→ **EXERCISE DESCRIPTION**: Everything in the listing should be restated word for word.

___

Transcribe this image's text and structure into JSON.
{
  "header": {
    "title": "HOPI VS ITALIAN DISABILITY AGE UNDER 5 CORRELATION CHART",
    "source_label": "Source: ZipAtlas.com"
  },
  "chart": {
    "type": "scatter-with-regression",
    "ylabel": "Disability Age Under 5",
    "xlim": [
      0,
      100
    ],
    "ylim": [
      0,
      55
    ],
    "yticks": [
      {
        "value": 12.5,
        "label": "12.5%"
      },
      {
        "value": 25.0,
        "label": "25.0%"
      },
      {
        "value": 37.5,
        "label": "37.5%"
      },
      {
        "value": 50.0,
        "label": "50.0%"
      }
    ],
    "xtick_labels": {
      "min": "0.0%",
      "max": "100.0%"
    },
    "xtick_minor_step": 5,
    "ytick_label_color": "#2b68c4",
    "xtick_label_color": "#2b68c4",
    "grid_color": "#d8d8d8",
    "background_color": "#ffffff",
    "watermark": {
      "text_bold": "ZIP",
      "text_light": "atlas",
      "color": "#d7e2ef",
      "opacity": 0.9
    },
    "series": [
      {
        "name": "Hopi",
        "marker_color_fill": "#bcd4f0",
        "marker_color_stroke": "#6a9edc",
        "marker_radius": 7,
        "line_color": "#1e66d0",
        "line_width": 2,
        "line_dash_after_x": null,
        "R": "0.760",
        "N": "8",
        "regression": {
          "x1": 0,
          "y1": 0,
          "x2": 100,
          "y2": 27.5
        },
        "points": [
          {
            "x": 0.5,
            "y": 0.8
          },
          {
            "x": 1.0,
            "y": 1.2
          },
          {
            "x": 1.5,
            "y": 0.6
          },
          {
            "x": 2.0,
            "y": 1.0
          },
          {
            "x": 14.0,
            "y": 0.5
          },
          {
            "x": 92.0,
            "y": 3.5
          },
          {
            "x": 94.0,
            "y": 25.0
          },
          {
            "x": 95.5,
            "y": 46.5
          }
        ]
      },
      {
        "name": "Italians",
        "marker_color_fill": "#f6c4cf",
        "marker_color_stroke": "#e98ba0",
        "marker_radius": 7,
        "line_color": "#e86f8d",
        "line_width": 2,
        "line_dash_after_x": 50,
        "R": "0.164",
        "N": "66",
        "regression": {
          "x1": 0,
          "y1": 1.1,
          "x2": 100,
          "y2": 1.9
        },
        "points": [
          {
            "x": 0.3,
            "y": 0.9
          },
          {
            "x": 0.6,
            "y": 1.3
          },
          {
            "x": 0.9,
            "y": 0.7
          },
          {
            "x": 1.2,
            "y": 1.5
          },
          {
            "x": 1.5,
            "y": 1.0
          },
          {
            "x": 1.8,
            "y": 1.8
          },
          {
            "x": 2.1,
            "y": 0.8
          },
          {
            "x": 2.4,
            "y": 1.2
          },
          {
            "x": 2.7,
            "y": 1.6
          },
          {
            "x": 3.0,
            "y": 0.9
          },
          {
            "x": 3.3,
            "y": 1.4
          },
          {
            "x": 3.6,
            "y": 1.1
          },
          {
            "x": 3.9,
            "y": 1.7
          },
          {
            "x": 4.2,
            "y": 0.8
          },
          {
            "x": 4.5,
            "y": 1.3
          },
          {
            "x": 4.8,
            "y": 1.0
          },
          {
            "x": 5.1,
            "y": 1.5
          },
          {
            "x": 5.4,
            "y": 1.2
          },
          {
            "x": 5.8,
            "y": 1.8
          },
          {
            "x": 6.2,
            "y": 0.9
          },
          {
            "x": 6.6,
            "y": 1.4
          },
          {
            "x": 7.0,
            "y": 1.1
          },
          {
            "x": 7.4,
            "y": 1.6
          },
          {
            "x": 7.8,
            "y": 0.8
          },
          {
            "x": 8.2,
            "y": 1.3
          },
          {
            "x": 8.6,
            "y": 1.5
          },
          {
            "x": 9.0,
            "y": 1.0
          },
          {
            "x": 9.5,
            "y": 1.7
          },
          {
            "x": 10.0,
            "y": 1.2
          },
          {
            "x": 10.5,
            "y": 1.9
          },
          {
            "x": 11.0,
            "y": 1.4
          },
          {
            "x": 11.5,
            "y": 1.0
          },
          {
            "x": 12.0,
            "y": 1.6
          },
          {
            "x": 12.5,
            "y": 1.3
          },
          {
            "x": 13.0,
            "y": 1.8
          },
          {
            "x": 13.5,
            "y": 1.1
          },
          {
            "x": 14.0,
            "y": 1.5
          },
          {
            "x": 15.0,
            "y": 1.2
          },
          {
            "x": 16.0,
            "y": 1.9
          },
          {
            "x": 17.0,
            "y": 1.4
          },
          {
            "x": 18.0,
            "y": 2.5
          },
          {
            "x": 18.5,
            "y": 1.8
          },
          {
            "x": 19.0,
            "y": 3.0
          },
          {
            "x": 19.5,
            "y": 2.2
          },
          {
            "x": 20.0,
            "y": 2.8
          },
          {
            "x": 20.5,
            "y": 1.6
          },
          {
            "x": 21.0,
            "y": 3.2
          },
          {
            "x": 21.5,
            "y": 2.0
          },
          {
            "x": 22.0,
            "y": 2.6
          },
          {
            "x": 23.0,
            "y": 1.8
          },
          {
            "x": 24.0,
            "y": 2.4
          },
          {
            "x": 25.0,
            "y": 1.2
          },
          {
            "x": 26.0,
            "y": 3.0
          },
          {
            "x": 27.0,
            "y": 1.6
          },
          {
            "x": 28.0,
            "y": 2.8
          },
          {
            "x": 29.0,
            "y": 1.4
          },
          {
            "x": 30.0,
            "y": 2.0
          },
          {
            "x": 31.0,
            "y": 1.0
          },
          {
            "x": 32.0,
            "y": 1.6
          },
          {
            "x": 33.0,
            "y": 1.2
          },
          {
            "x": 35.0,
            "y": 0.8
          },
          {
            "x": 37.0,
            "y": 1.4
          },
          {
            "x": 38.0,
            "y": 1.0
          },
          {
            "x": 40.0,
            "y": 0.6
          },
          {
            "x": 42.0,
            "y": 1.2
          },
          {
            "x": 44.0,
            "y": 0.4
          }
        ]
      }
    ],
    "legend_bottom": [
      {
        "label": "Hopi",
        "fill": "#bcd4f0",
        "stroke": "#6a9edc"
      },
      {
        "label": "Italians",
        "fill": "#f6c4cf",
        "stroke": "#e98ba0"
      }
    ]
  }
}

___

→ **FULL SOLUTION**:
Transcribe this image's text and structure into JSON.
{
  "header": {
    "title": "HOPI VS ITALIAN DISABILITY AGE UNDER 5 CORRELATION CHART",
    "source_label": "Source: ZipAtlas.com"
  },
  "chart": {
    "type": "scatter-with-regression",
    "ylabel": "Disability Age Under 5",
    "xlim": [
      0,
      100
    ],
    "ylim": [
      0,
      55
    ],
    "yticks": [
      {
        "value": 12.5,
        "label": "12.5%"
      },
      {
        "value": 25.0,
        "label": "25.0%"
      },
      {
        "value": 37.5,
        "label": "37.5%"
      },
      {
        "value": 50.0,
        "label": "50.0%"
      }
    ],
    "xtick_labels": {
      "min": "0.0%",
      "max": "100.0%"
    },
    "xtick_minor_step": 5,
    "ytick_label_color": "#2b68c4",
    "xtick_label_color": "#2b68c4",
    "grid_color": "#d8d8d8",
    "background_color": "#ffffff",
    "watermark": {
      "text_bold": "ZIP",
      "text_light": "atlas",
      "color": "#d7e2ef",
      "opacity": 0.9
    },
    "series": [
      {
        "name": "Hopi",
        "marker_color_fill": "#bcd4f0",
        "marker_color_stroke": "#6a9edc",
        "marker_radius": 7,
        "line_color": "#1e66d0",
        "line_width": 2,
        "line_dash_after_x": null,
        "R": "0.760",
        "N": "8",
        "regression": {
          "x1": 0,
          "y1": 0,
          "x2": 100,
          "y2": 27.5
        },
        "points": [
          {
            "x": 0.5,
            "y": 0.8
          },
          {
            "x": 1.0,
            "y": 1.2
          },
          {
            "x": 1.5,
            "y": 0.6
          },
          {
            "x": 2.0,
            "y": 1.0
          },
          {
            "x": 14.0,
            "y": 0.5
          },
          {
            "x": 92.0,
            "y": 3.5
          },
          {
            "x": 94.0,
            "y": 25.0
          },
          {
            "x": 95.5,
            "y": 46.5
          }
        ]
      },
      {
        "name": "Italians",
        "marker_color_fill": "#f6c4cf",
        "marker_color_stroke": "#e98ba0",
        "marker_radius": 7,
        "line_color": "#e86f8d",
        "line_width": 2,
        "line_dash_after_x": 50,
        "R": "0.164",
        "N": "66",
        "regression": {
          "x1": 0,
          "y1": 1.1,
          "x2": 100,
          "y2": 1.9
        },
        "points": [
          {
            "x": 0.3,
            "y": 0.9
          },
          {
            "x": 0.6,
            "y": 1.3
          },
          {
            "x": 0.9,
            "y": 0.7
          },
          {
            "x": 1.2,
            "y": 1.5
          },
          {
            "x": 1.5,
            "y": 1.0
          },
          {
            "x": 1.8,
            "y": 1.8
          },
          {
            "x": 2.1,
            "y": 0.8
          },
          {
            "x": 2.4,
            "y": 1.2
          },
          {
            "x": 2.7,
            "y": 1.6
          },
          {
            "x": 3.0,
            "y": 0.9
          },
          {
            "x": 3.3,
            "y": 1.4
          },
          {
            "x": 3.6,
            "y": 1.1
          },
          {
            "x": 3.9,
            "y": 1.7
          },
          {
            "x": 4.2,
            "y": 0.8
          },
          {
            "x": 4.5,
            "y": 1.3
          },
          {
            "x": 4.8,
            "y": 1.0
          },
          {
            "x": 5.1,
            "y": 1.5
          },
          {
            "x": 5.4,
            "y": 1.2
          },
          {
            "x": 5.8,
            "y": 1.8
          },
          {
            "x": 6.2,
            "y": 0.9
          },
          {
            "x": 6.6,
            "y": 1.4
          },
          {
            "x": 7.0,
            "y": 1.1
          },
          {
            "x": 7.4,
            "y": 1.6
          },
          {
            "x": 7.8,
            "y": 0.8
          },
          {
            "x": 8.2,
            "y": 1.3
          },
          {
            "x": 8.6,
            "y": 1.5
          },
          {
            "x": 9.0,
            "y": 1.0
          },
          {
            "x": 9.5,
            "y": 1.7
          },
          {
            "x": 10.0,
            "y": 1.2
          },
          {
            "x": 10.5,
            "y": 1.9
          },
          {
            "x": 11.0,
            "y": 1.4
          },
          {
            "x": 11.5,
            "y": 1.0
          },
          {
            "x": 12.0,
            "y": 1.6
          },
          {
            "x": 12.5,
            "y": 1.3
          },
          {
            "x": 13.0,
            "y": 1.8
          },
          {
            "x": 13.5,
            "y": 1.1
          },
          {
            "x": 14.0,
            "y": 1.5
          },
          {
            "x": 15.0,
            "y": 1.2
          },
          {
            "x": 16.0,
            "y": 1.9
          },
          {
            "x": 17.0,
            "y": 1.4
          },
          {
            "x": 18.0,
            "y": 2.5
          },
          {
            "x": 18.5,
            "y": 1.8
          },
          {
            "x": 19.0,
            "y": 3.0
          },
          {
            "x": 19.5,
            "y": 2.2
          },
          {
            "x": 20.0,
            "y": 2.8
          },
          {
            "x": 20.5,
            "y": 1.6
          },
          {
            "x": 21.0,
            "y": 3.2
          },
          {
            "x": 21.5,
            "y": 2.0
          },
          {
            "x": 22.0,
            "y": 2.6
          },
          {
            "x": 23.0,
            "y": 1.8
          },
          {
            "x": 24.0,
            "y": 2.4
          },
          {
            "x": 25.0,
            "y": 1.2
          },
          {
            "x": 26.0,
            "y": 3.0
          },
          {
            "x": 27.0,
            "y": 1.6
          },
          {
            "x": 28.0,
            "y": 2.8
          },
          {
            "x": 29.0,
            "y": 1.4
          },
          {
            "x": 30.0,
            "y": 2.0
          },
          {
            "x": 31.0,
            "y": 1.0
          },
          {
            "x": 32.0,
            "y": 1.6
          },
          {
            "x": 33.0,
            "y": 1.2
          },
          {
            "x": 35.0,
            "y": 0.8
          },
          {
            "x": 37.0,
            "y": 1.4
          },
          {
            "x": 38.0,
            "y": 1.0
          },
          {
            "x": 40.0,
            "y": 0.6
          },
          {
            "x": 42.0,
            "y": 1.2
          },
          {
            "x": 44.0,
            "y": 0.4
          }
        ]
      }
    ],
    "legend_bottom": [
      {
        "label": "Hopi",
        "fill": "#bcd4f0",
        "stroke": "#6a9edc"
      },
      {
        "label": "Italians",
        "fill": "#f6c4cf",
        "stroke": "#e98ba0"
      }
    ]
  }
}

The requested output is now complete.